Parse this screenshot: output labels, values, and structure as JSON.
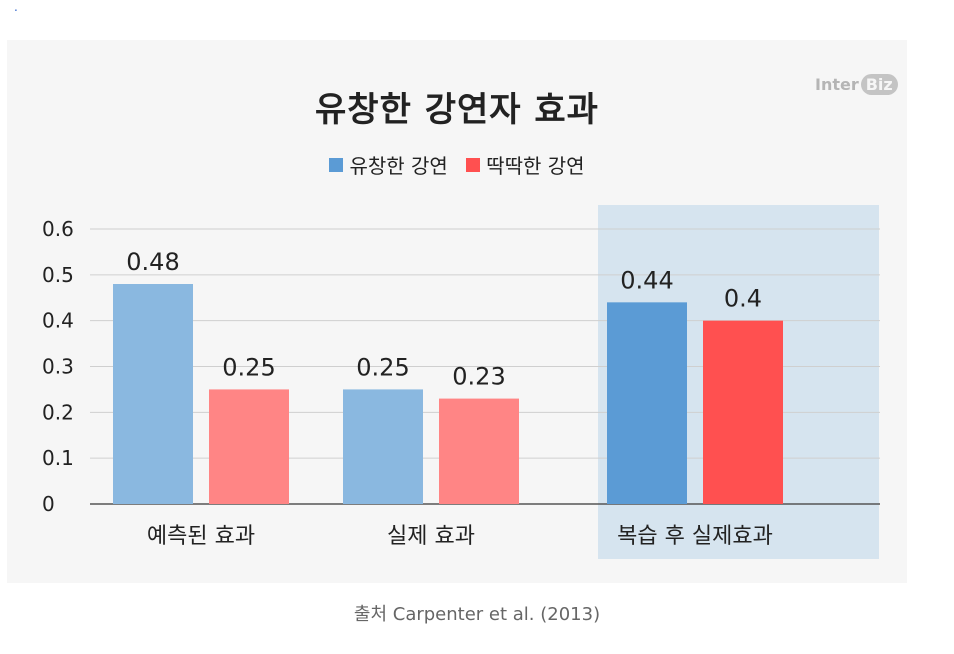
{
  "page": {
    "corner_mark": "."
  },
  "logo": {
    "part1": "Inter",
    "part2": "Biz"
  },
  "source": "출처 Carpenter et al. (2013)",
  "chart_data": {
    "type": "bar",
    "title": "유창한 강연자 효과",
    "categories": [
      "예측된 효과",
      "실제 효과",
      "복습 후 실제효과"
    ],
    "series": [
      {
        "name": "유창한 강연",
        "values": [
          0.48,
          0.25,
          0.44
        ],
        "color": "#5b9bd5",
        "light_color": "#8ab8e0"
      },
      {
        "name": "딱딱한 강연",
        "values": [
          0.25,
          0.23,
          0.4
        ],
        "color": "#ff5050",
        "light_color": "#ff8585"
      }
    ],
    "data_labels": [
      [
        "0.48",
        "0.25",
        "0.44"
      ],
      [
        "0.25",
        "0.23",
        "0.4"
      ]
    ],
    "yticks": [
      "0",
      "0.1",
      "0.2",
      "0.3",
      "0.4",
      "0.5",
      "0.6"
    ],
    "ylim": [
      0,
      0.6
    ],
    "grid": true,
    "legend_position": "top-center",
    "highlighted_category": "복습 후 실제효과",
    "highlight_color": "#d6e4ef"
  }
}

### Stated exercise
Copy the entries above faithfully and omit every image.

### Solution to this task
Parse this screenshot: output labels, values, and structure as JSON.
{
  "page": {
    "corner_mark": "."
  },
  "logo": {
    "part1": "Inter",
    "part2": "Biz"
  },
  "source": "출처 Carpenter et al. (2013)",
  "chart_data": {
    "type": "bar",
    "title": "유창한 강연자 효과",
    "categories": [
      "예측된 효과",
      "실제 효과",
      "복습 후 실제효과"
    ],
    "series": [
      {
        "name": "유창한 강연",
        "values": [
          0.48,
          0.25,
          0.44
        ],
        "color": "#5b9bd5",
        "light_color": "#8ab8e0"
      },
      {
        "name": "딱딱한 강연",
        "values": [
          0.25,
          0.23,
          0.4
        ],
        "color": "#ff5050",
        "light_color": "#ff8585"
      }
    ],
    "data_labels": [
      [
        "0.48",
        "0.25",
        "0.44"
      ],
      [
        "0.25",
        "0.23",
        "0.4"
      ]
    ],
    "yticks": [
      "0",
      "0.1",
      "0.2",
      "0.3",
      "0.4",
      "0.5",
      "0.6"
    ],
    "ylim": [
      0,
      0.6
    ],
    "grid": true,
    "legend_position": "top-center",
    "highlighted_category": "복습 후 실제효과",
    "highlight_color": "#d6e4ef"
  }
}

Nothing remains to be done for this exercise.